Task to complete:
Reproduce the records below exactly, leaving out any pictures.

===== Records for this task

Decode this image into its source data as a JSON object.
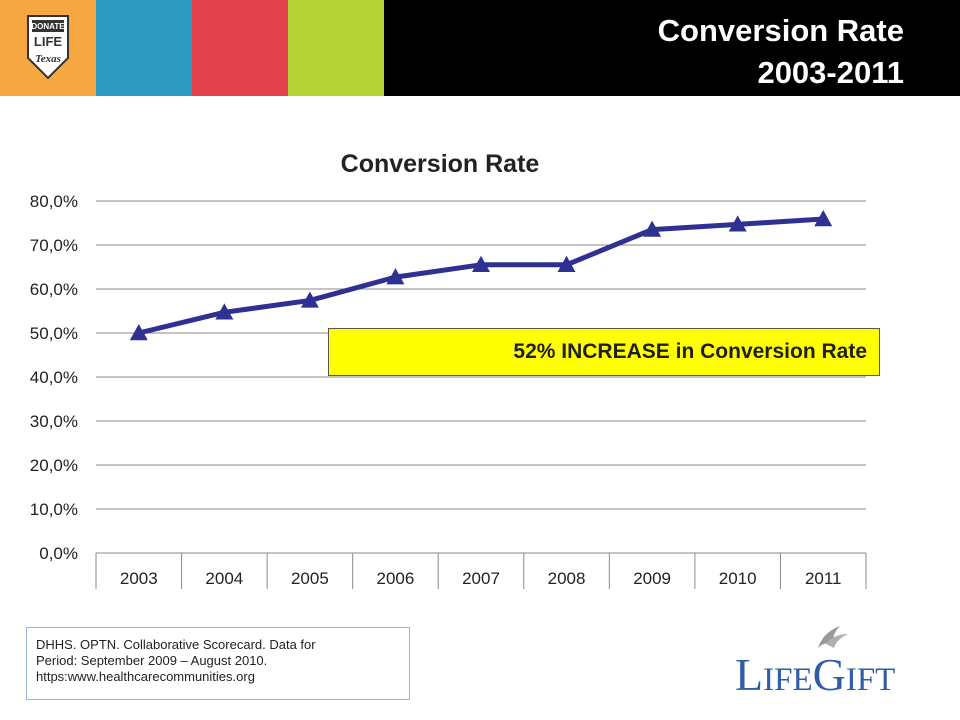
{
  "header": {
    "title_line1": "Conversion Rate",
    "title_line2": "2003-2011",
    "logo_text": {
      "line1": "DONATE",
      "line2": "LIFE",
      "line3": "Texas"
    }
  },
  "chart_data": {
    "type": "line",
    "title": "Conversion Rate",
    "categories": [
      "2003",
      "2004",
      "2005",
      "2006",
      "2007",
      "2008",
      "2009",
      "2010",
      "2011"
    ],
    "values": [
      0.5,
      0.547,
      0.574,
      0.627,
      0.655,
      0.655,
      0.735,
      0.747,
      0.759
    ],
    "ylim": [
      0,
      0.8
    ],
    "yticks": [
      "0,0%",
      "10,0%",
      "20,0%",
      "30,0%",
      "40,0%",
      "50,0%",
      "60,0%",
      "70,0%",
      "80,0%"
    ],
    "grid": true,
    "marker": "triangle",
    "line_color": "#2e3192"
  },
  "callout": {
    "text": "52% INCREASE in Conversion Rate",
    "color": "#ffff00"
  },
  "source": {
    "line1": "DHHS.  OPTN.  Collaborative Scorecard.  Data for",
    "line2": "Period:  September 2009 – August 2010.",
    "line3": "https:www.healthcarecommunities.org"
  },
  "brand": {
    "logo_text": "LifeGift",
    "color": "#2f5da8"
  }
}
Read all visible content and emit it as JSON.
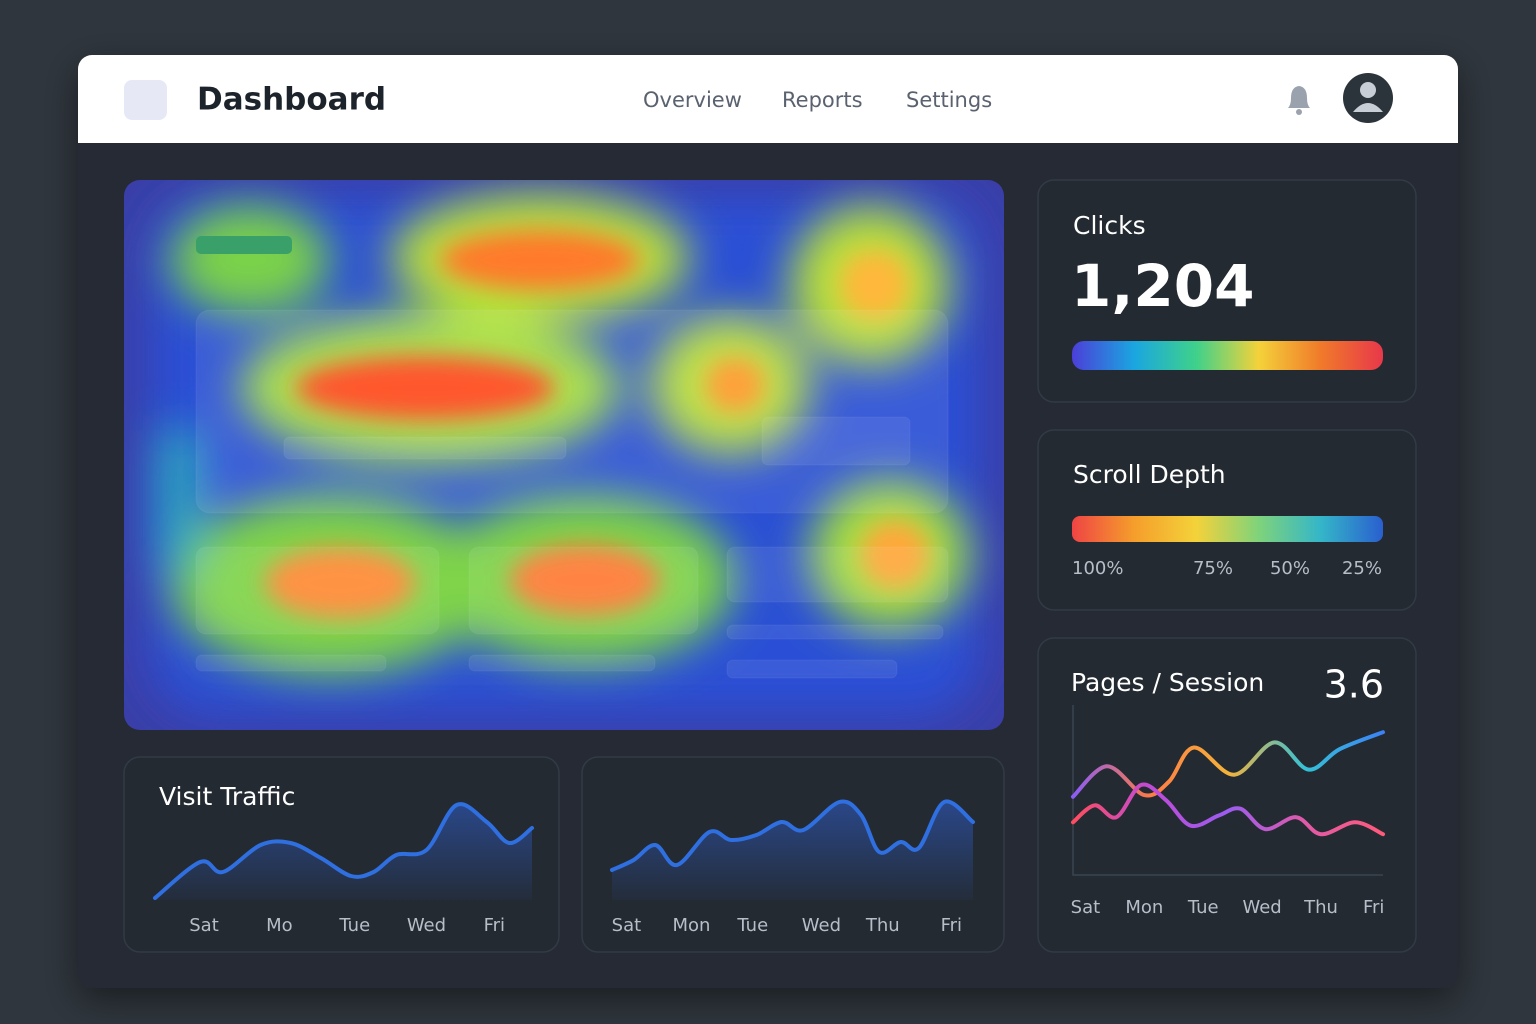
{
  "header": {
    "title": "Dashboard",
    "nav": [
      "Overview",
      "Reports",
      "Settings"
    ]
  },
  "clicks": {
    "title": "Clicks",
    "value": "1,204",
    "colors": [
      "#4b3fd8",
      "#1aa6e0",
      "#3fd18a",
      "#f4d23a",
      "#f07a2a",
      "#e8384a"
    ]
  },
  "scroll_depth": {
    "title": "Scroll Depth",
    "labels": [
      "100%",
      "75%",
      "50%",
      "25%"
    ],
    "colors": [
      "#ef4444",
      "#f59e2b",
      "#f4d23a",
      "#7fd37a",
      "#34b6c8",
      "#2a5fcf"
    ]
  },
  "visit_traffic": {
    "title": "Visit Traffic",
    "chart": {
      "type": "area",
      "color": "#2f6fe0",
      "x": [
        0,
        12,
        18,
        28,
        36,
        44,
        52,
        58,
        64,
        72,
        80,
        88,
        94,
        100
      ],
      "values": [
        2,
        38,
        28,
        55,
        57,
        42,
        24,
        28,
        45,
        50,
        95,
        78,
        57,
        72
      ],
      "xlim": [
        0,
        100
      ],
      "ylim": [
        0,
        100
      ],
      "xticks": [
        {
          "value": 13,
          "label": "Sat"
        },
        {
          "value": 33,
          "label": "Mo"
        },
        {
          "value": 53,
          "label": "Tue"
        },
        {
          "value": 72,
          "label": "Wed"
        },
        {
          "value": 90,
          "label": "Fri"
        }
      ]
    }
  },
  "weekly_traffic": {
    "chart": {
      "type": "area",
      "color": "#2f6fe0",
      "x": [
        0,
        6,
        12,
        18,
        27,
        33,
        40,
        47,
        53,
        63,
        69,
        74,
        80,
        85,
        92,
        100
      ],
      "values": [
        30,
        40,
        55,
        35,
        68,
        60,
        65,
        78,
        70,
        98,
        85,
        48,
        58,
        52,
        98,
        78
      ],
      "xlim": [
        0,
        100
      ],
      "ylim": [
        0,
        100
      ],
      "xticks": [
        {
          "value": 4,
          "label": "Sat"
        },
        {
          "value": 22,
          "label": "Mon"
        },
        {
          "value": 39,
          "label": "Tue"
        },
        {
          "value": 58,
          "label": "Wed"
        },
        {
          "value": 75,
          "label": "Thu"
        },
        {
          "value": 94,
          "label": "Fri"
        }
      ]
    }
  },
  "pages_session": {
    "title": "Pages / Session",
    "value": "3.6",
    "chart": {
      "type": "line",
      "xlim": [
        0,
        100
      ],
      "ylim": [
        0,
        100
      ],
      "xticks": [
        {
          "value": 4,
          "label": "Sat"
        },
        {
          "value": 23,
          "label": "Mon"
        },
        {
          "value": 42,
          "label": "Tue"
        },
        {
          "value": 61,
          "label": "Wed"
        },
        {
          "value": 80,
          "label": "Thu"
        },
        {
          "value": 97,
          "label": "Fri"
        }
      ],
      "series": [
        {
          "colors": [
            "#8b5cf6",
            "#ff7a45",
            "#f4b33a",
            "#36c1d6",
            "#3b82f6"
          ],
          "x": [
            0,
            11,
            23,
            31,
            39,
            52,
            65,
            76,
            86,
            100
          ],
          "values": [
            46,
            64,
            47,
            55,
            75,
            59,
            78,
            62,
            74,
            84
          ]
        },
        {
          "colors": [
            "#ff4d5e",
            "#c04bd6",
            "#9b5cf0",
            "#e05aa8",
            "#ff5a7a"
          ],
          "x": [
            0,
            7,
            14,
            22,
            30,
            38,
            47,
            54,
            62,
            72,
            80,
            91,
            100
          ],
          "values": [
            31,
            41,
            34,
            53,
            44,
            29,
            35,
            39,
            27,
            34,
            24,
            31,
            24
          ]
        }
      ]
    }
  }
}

==========

Exercise response:
Decode this image into its source data as a JSON object.
{
  "header": {
    "title_line1": "Conversion Rate",
    "title_line2": "2003-2011",
    "logo_text": {
      "line1": "DONATE",
      "line2": "LIFE",
      "line3": "Texas"
    }
  },
  "chart_data": {
    "type": "line",
    "title": "Conversion Rate",
    "categories": [
      "2003",
      "2004",
      "2005",
      "2006",
      "2007",
      "2008",
      "2009",
      "2010",
      "2011"
    ],
    "values": [
      0.5,
      0.547,
      0.574,
      0.627,
      0.655,
      0.655,
      0.735,
      0.747,
      0.759
    ],
    "ylim": [
      0,
      0.8
    ],
    "yticks": [
      "0,0%",
      "10,0%",
      "20,0%",
      "30,0%",
      "40,0%",
      "50,0%",
      "60,0%",
      "70,0%",
      "80,0%"
    ],
    "grid": true,
    "marker": "triangle",
    "line_color": "#2e3192"
  },
  "callout": {
    "text": "52% INCREASE in Conversion Rate",
    "color": "#ffff00"
  },
  "source": {
    "line1": "DHHS.  OPTN.  Collaborative Scorecard.  Data for",
    "line2": "Period:  September 2009 – August 2010.",
    "line3": "https:www.healthcarecommunities.org"
  },
  "brand": {
    "logo_text": "LifeGift",
    "color": "#2f5da8"
  }
}
Read all visible content and emit it as JSON.
{
  "header": {
    "title": "Dashboard",
    "nav": [
      "Overview",
      "Reports",
      "Settings"
    ]
  },
  "clicks": {
    "title": "Clicks",
    "value": "1,204",
    "colors": [
      "#4b3fd8",
      "#1aa6e0",
      "#3fd18a",
      "#f4d23a",
      "#f07a2a",
      "#e8384a"
    ]
  },
  "scroll_depth": {
    "title": "Scroll Depth",
    "labels": [
      "100%",
      "75%",
      "50%",
      "25%"
    ],
    "colors": [
      "#ef4444",
      "#f59e2b",
      "#f4d23a",
      "#7fd37a",
      "#34b6c8",
      "#2a5fcf"
    ]
  },
  "visit_traffic": {
    "title": "Visit Traffic",
    "chart": {
      "type": "area",
      "color": "#2f6fe0",
      "x": [
        0,
        12,
        18,
        28,
        36,
        44,
        52,
        58,
        64,
        72,
        80,
        88,
        94,
        100
      ],
      "values": [
        2,
        38,
        28,
        55,
        57,
        42,
        24,
        28,
        45,
        50,
        95,
        78,
        57,
        72
      ],
      "xlim": [
        0,
        100
      ],
      "ylim": [
        0,
        100
      ],
      "xticks": [
        {
          "value": 13,
          "label": "Sat"
        },
        {
          "value": 33,
          "label": "Mo"
        },
        {
          "value": 53,
          "label": "Tue"
        },
        {
          "value": 72,
          "label": "Wed"
        },
        {
          "value": 90,
          "label": "Fri"
        }
      ]
    }
  },
  "weekly_traffic": {
    "chart": {
      "type": "area",
      "color": "#2f6fe0",
      "x": [
        0,
        6,
        12,
        18,
        27,
        33,
        40,
        47,
        53,
        63,
        69,
        74,
        80,
        85,
        92,
        100
      ],
      "values": [
        30,
        40,
        55,
        35,
        68,
        60,
        65,
        78,
        70,
        98,
        85,
        48,
        58,
        52,
        98,
        78
      ],
      "xlim": [
        0,
        100
      ],
      "ylim": [
        0,
        100
      ],
      "xticks": [
        {
          "value": 4,
          "label": "Sat"
        },
        {
          "value": 22,
          "label": "Mon"
        },
        {
          "value": 39,
          "label": "Tue"
        },
        {
          "value": 58,
          "label": "Wed"
        },
        {
          "value": 75,
          "label": "Thu"
        },
        {
          "value": 94,
          "label": "Fri"
        }
      ]
    }
  },
  "pages_session": {
    "title": "Pages / Session",
    "value": "3.6",
    "chart": {
      "type": "line",
      "xlim": [
        0,
        100
      ],
      "ylim": [
        0,
        100
      ],
      "xticks": [
        {
          "value": 4,
          "label": "Sat"
        },
        {
          "value": 23,
          "label": "Mon"
        },
        {
          "value": 42,
          "label": "Tue"
        },
        {
          "value": 61,
          "label": "Wed"
        },
        {
          "value": 80,
          "label": "Thu"
        },
        {
          "value": 97,
          "label": "Fri"
        }
      ],
      "series": [
        {
          "colors": [
            "#8b5cf6",
            "#ff7a45",
            "#f4b33a",
            "#36c1d6",
            "#3b82f6"
          ],
          "x": [
            0,
            11,
            23,
            31,
            39,
            52,
            65,
            76,
            86,
            100
          ],
          "values": [
            46,
            64,
            47,
            55,
            75,
            59,
            78,
            62,
            74,
            84
          ]
        },
        {
          "colors": [
            "#ff4d5e",
            "#c04bd6",
            "#9b5cf0",
            "#e05aa8",
            "#ff5a7a"
          ],
          "x": [
            0,
            7,
            14,
            22,
            30,
            38,
            47,
            54,
            62,
            72,
            80,
            91,
            100
          ],
          "values": [
            31,
            41,
            34,
            53,
            44,
            29,
            35,
            39,
            27,
            34,
            24,
            31,
            24
          ]
        }
      ]
    }
  }
}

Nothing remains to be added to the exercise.